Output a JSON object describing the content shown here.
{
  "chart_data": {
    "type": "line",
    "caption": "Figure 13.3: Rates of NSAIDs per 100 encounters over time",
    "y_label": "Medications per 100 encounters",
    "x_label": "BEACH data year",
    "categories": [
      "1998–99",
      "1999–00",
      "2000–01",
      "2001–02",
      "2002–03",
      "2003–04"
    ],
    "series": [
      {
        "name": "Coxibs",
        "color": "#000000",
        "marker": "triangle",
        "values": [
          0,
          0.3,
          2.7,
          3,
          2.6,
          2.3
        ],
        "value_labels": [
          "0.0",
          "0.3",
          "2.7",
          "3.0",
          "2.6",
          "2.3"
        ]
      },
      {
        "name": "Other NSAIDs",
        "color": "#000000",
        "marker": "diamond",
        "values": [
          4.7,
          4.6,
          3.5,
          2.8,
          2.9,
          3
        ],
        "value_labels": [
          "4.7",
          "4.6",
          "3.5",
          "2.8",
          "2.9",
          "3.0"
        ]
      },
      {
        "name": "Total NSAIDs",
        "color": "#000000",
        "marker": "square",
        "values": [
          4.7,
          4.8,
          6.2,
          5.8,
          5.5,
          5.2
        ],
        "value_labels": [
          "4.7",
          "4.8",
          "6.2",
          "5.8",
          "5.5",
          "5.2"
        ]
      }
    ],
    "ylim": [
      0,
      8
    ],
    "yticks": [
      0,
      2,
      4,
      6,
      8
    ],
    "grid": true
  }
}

Requirements
Extract all of the data above without altering anything.

Task answer
Output a JSON object describing the content shown here.
{
  "chart_data": {
    "type": "line",
    "caption": "Figure 13.3: Rates of NSAIDs per 100 encounters over time",
    "y_label": "Medications per 100 encounters",
    "x_label": "BEACH data year",
    "categories": [
      "1998–99",
      "1999–00",
      "2000–01",
      "2001–02",
      "2002–03",
      "2003–04"
    ],
    "series": [
      {
        "name": "Coxibs",
        "color": "#000000",
        "marker": "triangle",
        "values": [
          0,
          0.3,
          2.7,
          3,
          2.6,
          2.3
        ],
        "value_labels": [
          "0.0",
          "0.3",
          "2.7",
          "3.0",
          "2.6",
          "2.3"
        ]
      },
      {
        "name": "Other NSAIDs",
        "color": "#000000",
        "marker": "diamond",
        "values": [
          4.7,
          4.6,
          3.5,
          2.8,
          2.9,
          3
        ],
        "value_labels": [
          "4.7",
          "4.6",
          "3.5",
          "2.8",
          "2.9",
          "3.0"
        ]
      },
      {
        "name": "Total NSAIDs",
        "color": "#000000",
        "marker": "square",
        "values": [
          4.7,
          4.8,
          6.2,
          5.8,
          5.5,
          5.2
        ],
        "value_labels": [
          "4.7",
          "4.8",
          "6.2",
          "5.8",
          "5.5",
          "5.2"
        ]
      }
    ],
    "ylim": [
      0,
      8
    ],
    "yticks": [
      0,
      2,
      4,
      6,
      8
    ],
    "grid": true
  }
}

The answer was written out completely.